● Required work:
In your copy, include every line of the listing below exactly but none of the pictures.

● Records for processing:
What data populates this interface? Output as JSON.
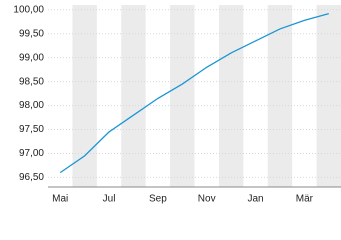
{
  "chart_data": {
    "type": "line",
    "categories": [
      "Mai",
      null,
      "Jul",
      null,
      "Sep",
      null,
      "Nov",
      null,
      "Jan",
      null,
      "Mär",
      null
    ],
    "series": [
      {
        "color": "#1a96d4",
        "values": [
          96.6,
          96.95,
          97.45,
          97.8,
          98.15,
          98.45,
          98.8,
          99.1,
          99.35,
          99.6,
          99.78,
          99.92
        ]
      }
    ],
    "ylim": [
      96.3,
      100.1
    ],
    "yticks": [
      {
        "value": 96.5,
        "label": "96,50"
      },
      {
        "value": 97,
        "label": "97,00"
      },
      {
        "value": 97.5,
        "label": "97,50"
      },
      {
        "value": 98,
        "label": "98,00"
      },
      {
        "value": 98.5,
        "label": "98,50"
      },
      {
        "value": 99,
        "label": "99,00"
      },
      {
        "value": 99.5,
        "label": "99,50"
      },
      {
        "value": 100,
        "label": "100,00"
      }
    ],
    "band_color": "#ebebeb",
    "grid": true
  }
}
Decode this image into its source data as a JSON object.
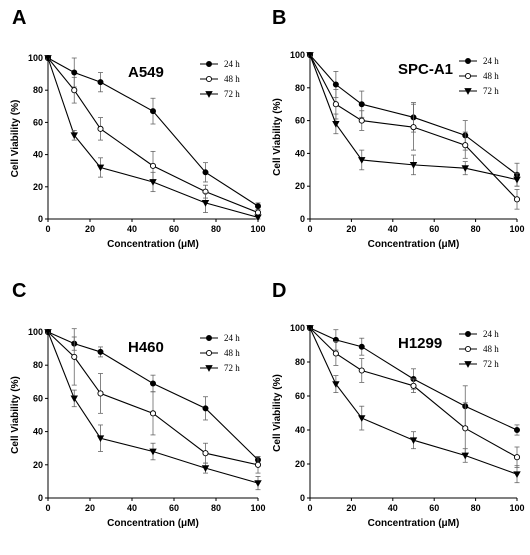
{
  "chart_data": [
    {
      "type": "line",
      "panel": "A",
      "title": "A549",
      "xlabel": "Concentration (μM)",
      "ylabel": "Cell Viability (%)",
      "xlim": [
        0,
        100
      ],
      "ylim": [
        0,
        100
      ],
      "xticks": [
        0,
        20,
        40,
        60,
        80,
        100
      ],
      "yticks": [
        0,
        20,
        40,
        60,
        80,
        100
      ],
      "x": [
        0,
        12.5,
        25,
        50,
        75,
        100
      ],
      "legend_position": "top-right",
      "series": [
        {
          "name": "24 h",
          "marker": "circle-filled",
          "values": [
            100,
            91,
            85,
            67,
            29,
            8
          ],
          "errors": [
            0,
            9,
            6,
            8,
            6,
            2
          ]
        },
        {
          "name": "48 h",
          "marker": "circle-open",
          "values": [
            100,
            80,
            56,
            33,
            17,
            4
          ],
          "errors": [
            0,
            8,
            7,
            9,
            4,
            2
          ]
        },
        {
          "name": "72 h",
          "marker": "triangle-filled",
          "values": [
            100,
            52,
            32,
            23,
            10,
            1
          ],
          "errors": [
            0,
            3,
            6,
            6,
            6,
            1
          ]
        }
      ]
    },
    {
      "type": "line",
      "panel": "B",
      "title": "SPC-A1",
      "xlabel": "Concentration (μM)",
      "ylabel": "Cell Viability (%)",
      "xlim": [
        0,
        100
      ],
      "ylim": [
        0,
        100
      ],
      "xticks": [
        0,
        20,
        40,
        60,
        80,
        100
      ],
      "yticks": [
        0,
        20,
        40,
        60,
        80,
        100
      ],
      "x": [
        0,
        12.5,
        25,
        50,
        75,
        100
      ],
      "legend_position": "top-right",
      "series": [
        {
          "name": "24 h",
          "marker": "circle-filled",
          "values": [
            100,
            82,
            70,
            62,
            51,
            27
          ],
          "errors": [
            0,
            8,
            8,
            9,
            9,
            7
          ]
        },
        {
          "name": "48 h",
          "marker": "circle-open",
          "values": [
            100,
            70,
            60,
            56,
            45,
            12
          ],
          "errors": [
            0,
            9,
            6,
            14,
            8,
            6
          ]
        },
        {
          "name": "72 h",
          "marker": "triangle-filled",
          "values": [
            100,
            58,
            36,
            33,
            31,
            24
          ],
          "errors": [
            0,
            6,
            6,
            6,
            4,
            4
          ]
        }
      ]
    },
    {
      "type": "line",
      "panel": "C",
      "title": "H460",
      "xlabel": "Concentration (μM)",
      "ylabel": "Cell Viability (%)",
      "xlim": [
        0,
        100
      ],
      "ylim": [
        0,
        100
      ],
      "xticks": [
        0,
        20,
        40,
        60,
        80,
        100
      ],
      "yticks": [
        0,
        20,
        40,
        60,
        80,
        100
      ],
      "x": [
        0,
        12.5,
        25,
        50,
        75,
        100
      ],
      "legend_position": "top-right",
      "series": [
        {
          "name": "24 h",
          "marker": "circle-filled",
          "values": [
            100,
            93,
            88,
            69,
            54,
            23
          ],
          "errors": [
            0,
            4,
            3,
            5,
            7,
            2
          ]
        },
        {
          "name": "48 h",
          "marker": "circle-open",
          "values": [
            100,
            85,
            63,
            51,
            27,
            20
          ],
          "errors": [
            0,
            17,
            12,
            13,
            6,
            5
          ]
        },
        {
          "name": "72 h",
          "marker": "triangle-filled",
          "values": [
            100,
            60,
            36,
            28,
            18,
            9
          ],
          "errors": [
            0,
            5,
            8,
            5,
            3,
            4
          ]
        }
      ]
    },
    {
      "type": "line",
      "panel": "D",
      "title": "H1299",
      "xlabel": "Concentration (μM)",
      "ylabel": "Cell Viability (%)",
      "xlim": [
        0,
        100
      ],
      "ylim": [
        0,
        100
      ],
      "xticks": [
        0,
        20,
        40,
        60,
        80,
        100
      ],
      "yticks": [
        0,
        20,
        40,
        60,
        80,
        100
      ],
      "x": [
        0,
        12.5,
        25,
        50,
        75,
        100
      ],
      "legend_position": "top-right",
      "series": [
        {
          "name": "24 h",
          "marker": "circle-filled",
          "values": [
            100,
            93,
            89,
            70,
            54,
            40
          ],
          "errors": [
            0,
            6,
            5,
            6,
            12,
            3
          ]
        },
        {
          "name": "48 h",
          "marker": "circle-open",
          "values": [
            100,
            85,
            75,
            66,
            41,
            24
          ],
          "errors": [
            0,
            7,
            7,
            4,
            15,
            6
          ]
        },
        {
          "name": "72 h",
          "marker": "triangle-filled",
          "values": [
            100,
            67,
            47,
            34,
            25,
            14
          ],
          "errors": [
            0,
            5,
            7,
            5,
            4,
            5
          ]
        }
      ]
    }
  ]
}
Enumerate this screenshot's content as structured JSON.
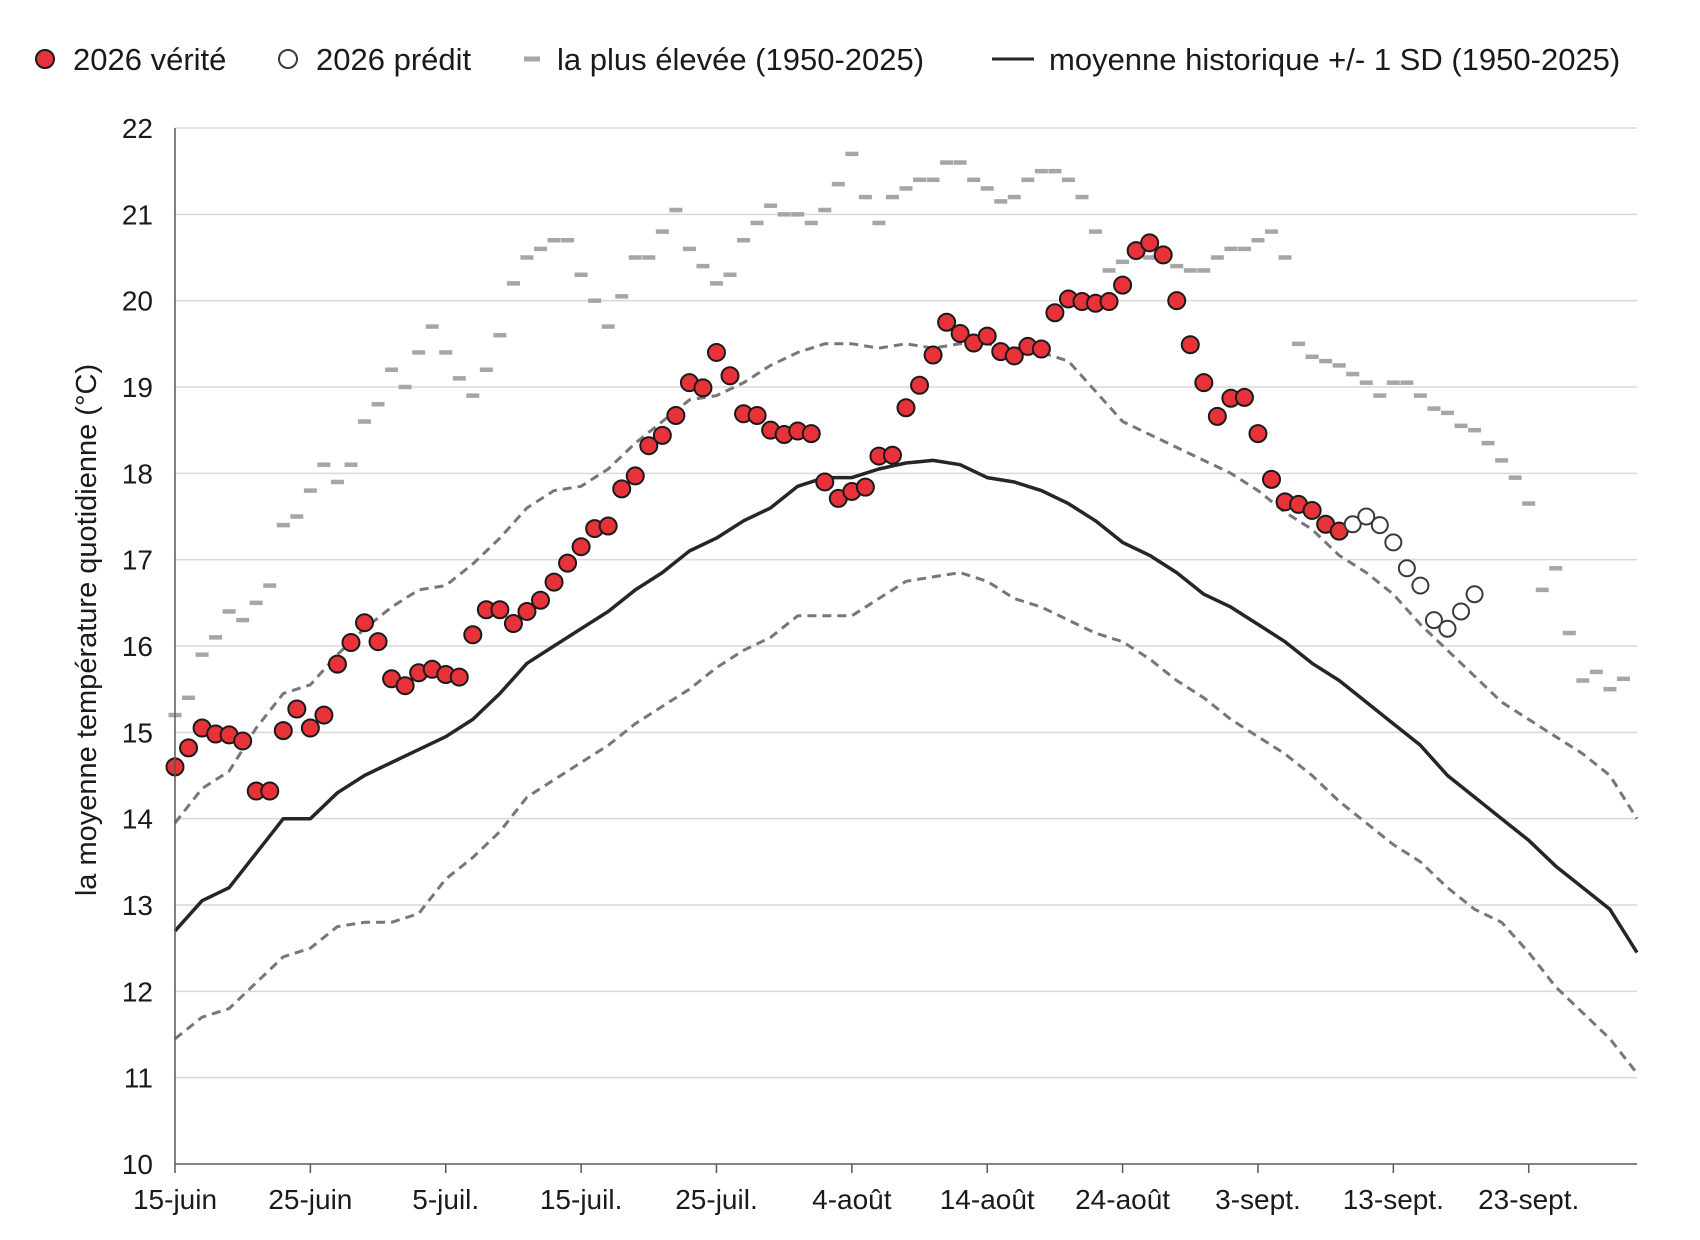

● Complete response:
What data populates this interface? Output as JSON.
{
  "chart_data": {
    "type": "line",
    "categories": [
      "Mai",
      null,
      "Jul",
      null,
      "Sep",
      null,
      "Nov",
      null,
      "Jan",
      null,
      "Mär",
      null
    ],
    "series": [
      {
        "color": "#1a96d4",
        "values": [
          96.6,
          96.95,
          97.45,
          97.8,
          98.15,
          98.45,
          98.8,
          99.1,
          99.35,
          99.6,
          99.78,
          99.92
        ]
      }
    ],
    "ylim": [
      96.3,
      100.1
    ],
    "yticks": [
      {
        "value": 96.5,
        "label": "96,50"
      },
      {
        "value": 97,
        "label": "97,00"
      },
      {
        "value": 97.5,
        "label": "97,50"
      },
      {
        "value": 98,
        "label": "98,00"
      },
      {
        "value": 98.5,
        "label": "98,50"
      },
      {
        "value": 99,
        "label": "99,00"
      },
      {
        "value": 99.5,
        "label": "99,50"
      },
      {
        "value": 100,
        "label": "100,00"
      }
    ],
    "band_color": "#ebebeb",
    "grid": true
  }
}
Decode this image into its source data as a JSON object.
{
  "chart_data": [
    {
      "type": "line",
      "panel": "A",
      "title": "A549",
      "xlabel": "Concentration (μM)",
      "ylabel": "Cell Viability (%)",
      "xlim": [
        0,
        100
      ],
      "ylim": [
        0,
        100
      ],
      "xticks": [
        0,
        20,
        40,
        60,
        80,
        100
      ],
      "yticks": [
        0,
        20,
        40,
        60,
        80,
        100
      ],
      "x": [
        0,
        12.5,
        25,
        50,
        75,
        100
      ],
      "legend_position": "top-right",
      "series": [
        {
          "name": "24 h",
          "marker": "circle-filled",
          "values": [
            100,
            91,
            85,
            67,
            29,
            8
          ],
          "errors": [
            0,
            9,
            6,
            8,
            6,
            2
          ]
        },
        {
          "name": "48 h",
          "marker": "circle-open",
          "values": [
            100,
            80,
            56,
            33,
            17,
            4
          ],
          "errors": [
            0,
            8,
            7,
            9,
            4,
            2
          ]
        },
        {
          "name": "72 h",
          "marker": "triangle-filled",
          "values": [
            100,
            52,
            32,
            23,
            10,
            1
          ],
          "errors": [
            0,
            3,
            6,
            6,
            6,
            1
          ]
        }
      ]
    },
    {
      "type": "line",
      "panel": "B",
      "title": "SPC-A1",
      "xlabel": "Concentration (μM)",
      "ylabel": "Cell Viability (%)",
      "xlim": [
        0,
        100
      ],
      "ylim": [
        0,
        100
      ],
      "xticks": [
        0,
        20,
        40,
        60,
        80,
        100
      ],
      "yticks": [
        0,
        20,
        40,
        60,
        80,
        100
      ],
      "x": [
        0,
        12.5,
        25,
        50,
        75,
        100
      ],
      "legend_position": "top-right",
      "series": [
        {
          "name": "24 h",
          "marker": "circle-filled",
          "values": [
            100,
            82,
            70,
            62,
            51,
            27
          ],
          "errors": [
            0,
            8,
            8,
            9,
            9,
            7
          ]
        },
        {
          "name": "48 h",
          "marker": "circle-open",
          "values": [
            100,
            70,
            60,
            56,
            45,
            12
          ],
          "errors": [
            0,
            9,
            6,
            14,
            8,
            6
          ]
        },
        {
          "name": "72 h",
          "marker": "triangle-filled",
          "values": [
            100,
            58,
            36,
            33,
            31,
            24
          ],
          "errors": [
            0,
            6,
            6,
            6,
            4,
            4
          ]
        }
      ]
    },
    {
      "type": "line",
      "panel": "C",
      "title": "H460",
      "xlabel": "Concentration (μM)",
      "ylabel": "Cell Viability (%)",
      "xlim": [
        0,
        100
      ],
      "ylim": [
        0,
        100
      ],
      "xticks": [
        0,
        20,
        40,
        60,
        80,
        100
      ],
      "yticks": [
        0,
        20,
        40,
        60,
        80,
        100
      ],
      "x": [
        0,
        12.5,
        25,
        50,
        75,
        100
      ],
      "legend_position": "top-right",
      "series": [
        {
          "name": "24 h",
          "marker": "circle-filled",
          "values": [
            100,
            93,
            88,
            69,
            54,
            23
          ],
          "errors": [
            0,
            4,
            3,
            5,
            7,
            2
          ]
        },
        {
          "name": "48 h",
          "marker": "circle-open",
          "values": [
            100,
            85,
            63,
            51,
            27,
            20
          ],
          "errors": [
            0,
            17,
            12,
            13,
            6,
            5
          ]
        },
        {
          "name": "72 h",
          "marker": "triangle-filled",
          "values": [
            100,
            60,
            36,
            28,
            18,
            9
          ],
          "errors": [
            0,
            5,
            8,
            5,
            3,
            4
          ]
        }
      ]
    },
    {
      "type": "line",
      "panel": "D",
      "title": "H1299",
      "xlabel": "Concentration (μM)",
      "ylabel": "Cell Viability (%)",
      "xlim": [
        0,
        100
      ],
      "ylim": [
        0,
        100
      ],
      "xticks": [
        0,
        20,
        40,
        60,
        80,
        100
      ],
      "yticks": [
        0,
        20,
        40,
        60,
        80,
        100
      ],
      "x": [
        0,
        12.5,
        25,
        50,
        75,
        100
      ],
      "legend_position": "top-right",
      "series": [
        {
          "name": "24 h",
          "marker": "circle-filled",
          "values": [
            100,
            93,
            89,
            70,
            54,
            40
          ],
          "errors": [
            0,
            6,
            5,
            6,
            12,
            3
          ]
        },
        {
          "name": "48 h",
          "marker": "circle-open",
          "values": [
            100,
            85,
            75,
            66,
            41,
            24
          ],
          "errors": [
            0,
            7,
            7,
            4,
            15,
            6
          ]
        },
        {
          "name": "72 h",
          "marker": "triangle-filled",
          "values": [
            100,
            67,
            47,
            34,
            25,
            14
          ],
          "errors": [
            0,
            5,
            7,
            5,
            4,
            5
          ]
        }
      ]
    }
  ]
}
Enumerate this screenshot's content as structured JSON.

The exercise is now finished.